Thus we find that with the Christian, all this is interiorized within one's person. One follows the laws in spirit, with a Love that renders the letter of negative condemnations unnecessary.

Is Islam then in contrast the religion of civilization, of mankind and the city of man? Trump for example (to recall the murder of general Soleimani )would then be it's subject, eyes for eyes and tooth for tooth and then some, the retaliation back and forth sure to follow. All heresies and schisms a kind of preparatory Dhimmitude out in the non Islamic " Dar ul Harb" or " House of War", where things gradually become Islamic over time if not successfully contested by the non Muslims.


So anyway, I will proceed to the next step in my argument:

What smart elites in the modern world think, and will think, upon what I have said so far.

A leadership leads these days often by determining important trends and then coming out and placing themselves in front of them.

I suspect that the majority of world leaders in the Western and Modernistic world know that Islam will be the most numerous and dominant religious culture in less than 100 years. The smart and less culturally attached (to the Western heritage) will have bet upon Islam as the future of the Western world. They're not going to risk deprivation of their wealth and power by fighting it. And in a strictly naturalistic and worldly sense, they would not need to, it would be superfluous, unnecessary. In fact, they would hinder the efforts of those persons who would resist, I am thinking. A later phase would end in their conversion.
#15263303
annatar1914 wrote:
themes that go far beyond politics



I think our conceptions of 'living', and 'politics' may differ greatly in *magnitude* -- here's my conception of the scale of the *individual* / small-group ('lifestyle'), versus that of necessarily *large-scale* *politics*.


‭History, Macro-Micro -- politics-logistics-lifestyle

Spoiler: show
Image



And:


universal context

Spoiler: show
Image
#15263312
ckaihatsu wrote:I think our conceptions of 'living', and 'politics' may differ greatly in *magnitude* -- here's my conception of the scale of the *individual* / small-group ('lifestyle'), versus that of necessarily *large-scale* *politics*.


‭History, Macro-Micro -- politics-logistics-lifestyle

Spoiler: show
Image



And:


universal context

Spoiler: show
Image


@ckaihatsu :

" magnitude".

You don't understand at all. Frankly it's worrisome.

No, the difference is not in " magnitude", but in kind. You are not a machine. We are not machines. We are so much more. This is what this section of the Forum is about.

I believe that all created things from atoms to angels and man in between have life, occupy space in at least 3 dimensions, and are in fact material beings of some sort. I am not a medieval scholastic. However matter is not an eternal self subsistent self created thing, as per George Berkeley. It is created and has a Creator or Creator(s). I have further beliefs which narrow that down

If we can agree on at least like that ( and in this section that's not asking for much from you!) we can have a conversation, otherwise it is impossible simply put, with no worthwhile reason for you to be here without wasting your time and mine.
#15263397
I'll try to be more active - I have fallen into the rut where I have seen the thread several times and I have not added replies because I ended up spending a lot of time just reading the content and not actually posting, lol.

Data provided:
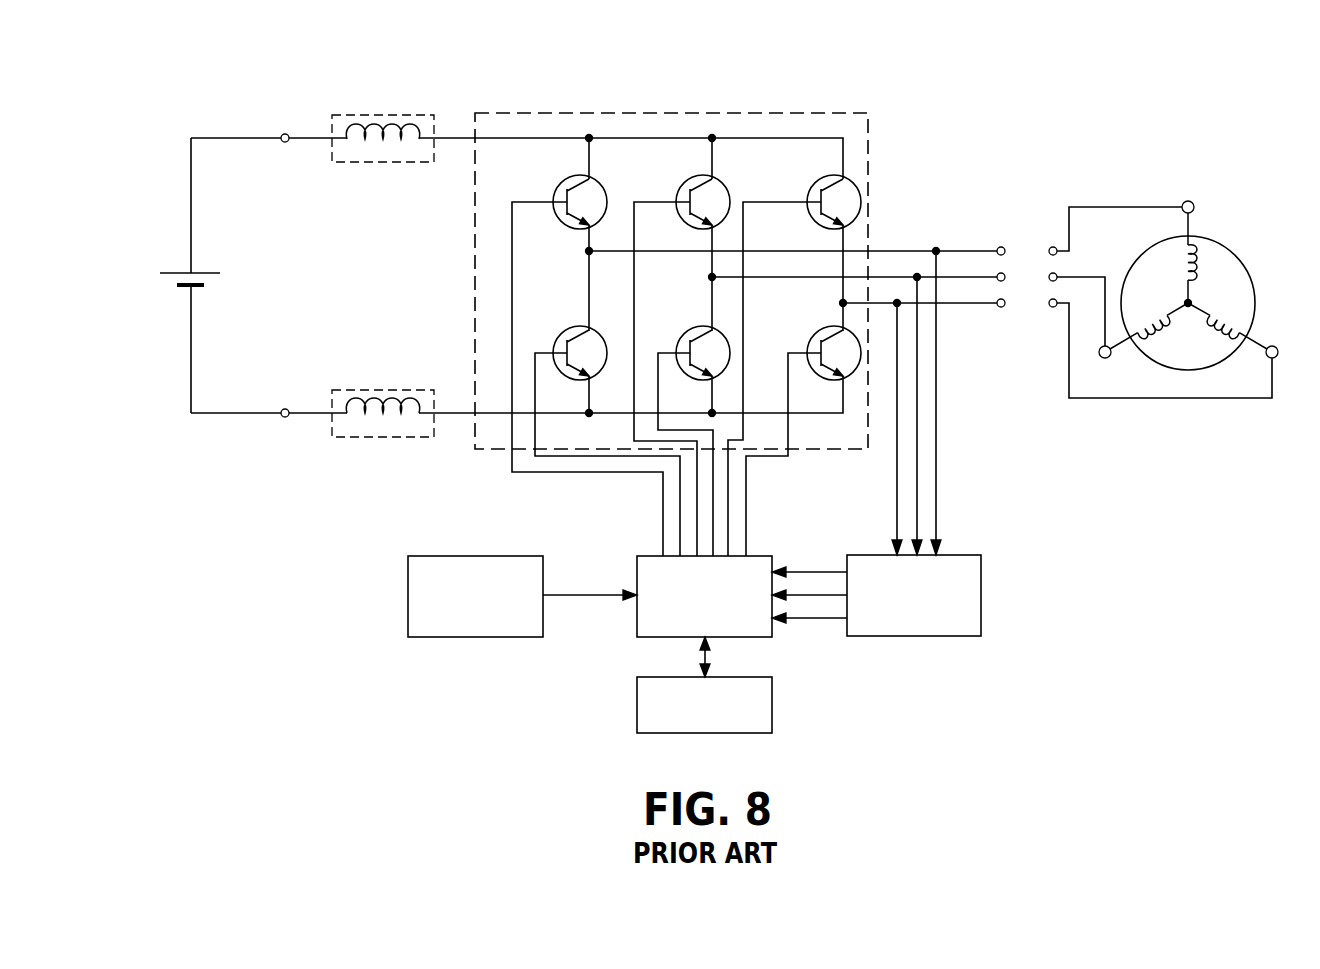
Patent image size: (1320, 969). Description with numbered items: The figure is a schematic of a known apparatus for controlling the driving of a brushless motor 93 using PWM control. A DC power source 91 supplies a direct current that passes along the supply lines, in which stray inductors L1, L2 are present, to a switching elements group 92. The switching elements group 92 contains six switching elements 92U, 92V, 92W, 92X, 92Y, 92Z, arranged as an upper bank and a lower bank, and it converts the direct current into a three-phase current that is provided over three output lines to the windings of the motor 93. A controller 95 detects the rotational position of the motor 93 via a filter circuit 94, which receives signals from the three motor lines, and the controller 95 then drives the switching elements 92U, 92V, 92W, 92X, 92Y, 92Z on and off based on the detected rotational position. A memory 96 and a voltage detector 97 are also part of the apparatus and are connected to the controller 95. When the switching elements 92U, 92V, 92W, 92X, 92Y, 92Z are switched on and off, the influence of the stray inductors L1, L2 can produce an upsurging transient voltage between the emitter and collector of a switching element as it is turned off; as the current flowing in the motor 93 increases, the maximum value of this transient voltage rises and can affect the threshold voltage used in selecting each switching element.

The DC power source 91 is at (168, 274).
The switching elements group 92 is at (668, 113).
The switching element 92U is at (566, 196).
The switching element 92V is at (689, 197).
The switching element 92W is at (820, 196).
The switching element 92X is at (565, 345).
The switching element 92Y is at (688, 344).
The switching element 92Z is at (820, 344).
The brushless motor 93 is at (1207, 368).
The filter circuit 94 is at (935, 637).
The controller 95 is at (637, 566).
The memory 96 is at (708, 733).
The voltage detector 97 is at (435, 637).
The stray inductor L1 is at (382, 114).
The stray inductor L2 is at (365, 437).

Direction:
List every post number, the figures that start with #, in the forum thread.

Full response:
#15263303
#15263312
#15263397